======== Record excerpts

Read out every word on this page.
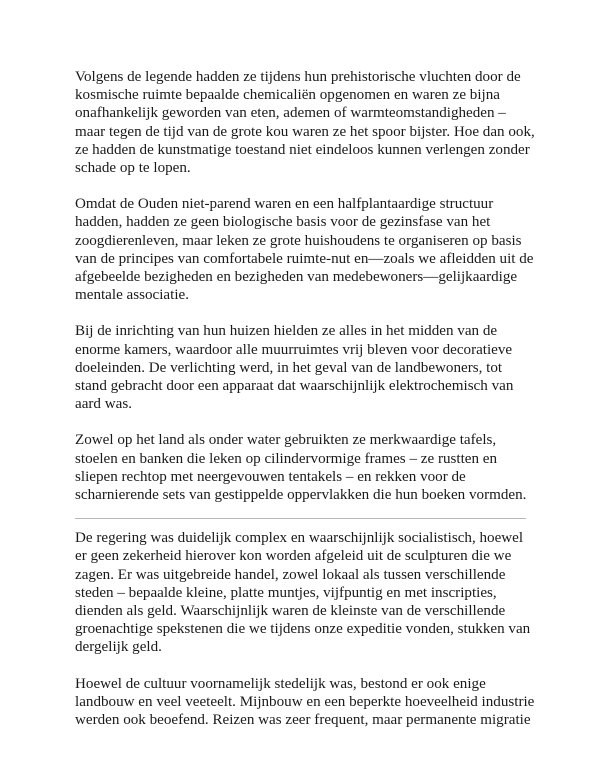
Volgens de legende hadden ze tijdens hun prehistorische vluchten door de
kosmische ruimte bepaalde chemicaliën opgenomen en waren ze bijna
onafhankelijk geworden van eten, ademen of warmteomstandigheden –
maar tegen de tijd van de grote kou waren ze het spoor bijster. Hoe dan ook,
ze hadden de kunstmatige toestand niet eindeloos kunnen verlengen zonder
schade op te lopen.

Omdat de Ouden niet-parend waren en een halfplantaardige structuur
hadden, hadden ze geen biologische basis voor de gezinsfase van het
zoogdierenleven, maar leken ze grote huishoudens te organiseren op basis
van de principes van comfortabele ruimte-nut en—zoals we afleidden uit de
afgebeelde bezigheden en bezigheden van medebewoners—gelijkaardige
mentale associatie.

Bij de inrichting van hun huizen hielden ze alles in het midden van de
enorme kamers, waardoor alle muurruimtes vrij bleven voor decoratieve
doeleinden. De verlichting werd, in het geval van de landbewoners, tot
stand gebracht door een apparaat dat waarschijnlijk elektrochemisch van
aard was.

Zowel op het land als onder water gebruikten ze merkwaardige tafels,
stoelen en banken die leken op cilindervormige frames – ze rustten en
sliepen rechtop met neergevouwen tentakels – en rekken voor de
scharnierende sets van gestippelde oppervlakken die hun boeken vormden.

De regering was duidelijk complex en waarschijnlijk socialistisch, hoewel
er geen zekerheid hierover kon worden afgeleid uit de sculpturen die we
zagen. Er was uitgebreide handel, zowel lokaal als tussen verschillende
steden – bepaalde kleine, platte muntjes, vijfpuntig en met inscripties,
dienden als geld. Waarschijnlijk waren de kleinste van de verschillende
groenachtige spekstenen die we tijdens onze expeditie vonden, stukken van
dergelijk geld.

Hoewel de cultuur voornamelijk stedelijk was, bestond er ook enige
landbouw en veel veeteelt. Mijnbouw en een beperkte hoeveelheid industrie
werden ook beoefend. Reizen was zeer frequent, maar permanente migratie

================

* **Work item**
I'd like the entries above repeated exactly, but without any of their pictures.

* **Solution to the problem**
Read out every word on this page.
Volgens de legende hadden ze tijdens hun prehistorische vluchten door de
kosmische ruimte bepaalde chemicaliën opgenomen en waren ze bijna
onafhankelijk geworden van eten, ademen of warmteomstandigheden –
maar tegen de tijd van de grote kou waren ze het spoor bijster. Hoe dan ook,
ze hadden de kunstmatige toestand niet eindeloos kunnen verlengen zonder
schade op te lopen.

Omdat de Ouden niet-parend waren en een halfplantaardige structuur
hadden, hadden ze geen biologische basis voor de gezinsfase van het
zoogdierenleven, maar leken ze grote huishoudens te organiseren op basis
van de principes van comfortabele ruimte-nut en—zoals we afleidden uit de
afgebeelde bezigheden en bezigheden van medebewoners—gelijkaardige
mentale associatie.

Bij de inrichting van hun huizen hielden ze alles in het midden van de
enorme kamers, waardoor alle muurruimtes vrij bleven voor decoratieve
doeleinden. De verlichting werd, in het geval van de landbewoners, tot
stand gebracht door een apparaat dat waarschijnlijk elektrochemisch van
aard was.

Zowel op het land als onder water gebruikten ze merkwaardige tafels,
stoelen en banken die leken op cilindervormige frames – ze rustten en
sliepen rechtop met neergevouwen tentakels – en rekken voor de
scharnierende sets van gestippelde oppervlakken die hun boeken vormden.

De regering was duidelijk complex en waarschijnlijk socialistisch, hoewel
er geen zekerheid hierover kon worden afgeleid uit de sculpturen die we
zagen. Er was uitgebreide handel, zowel lokaal als tussen verschillende
steden – bepaalde kleine, platte muntjes, vijfpuntig en met inscripties,
dienden als geld. Waarschijnlijk waren de kleinste van de verschillende
groenachtige spekstenen die we tijdens onze expeditie vonden, stukken van
dergelijk geld.

Hoewel de cultuur voornamelijk stedelijk was, bestond er ook enige
landbouw en veel veeteelt. Mijnbouw en een beperkte hoeveelheid industrie
werden ook beoefend. Reizen was zeer frequent, maar permanente migratie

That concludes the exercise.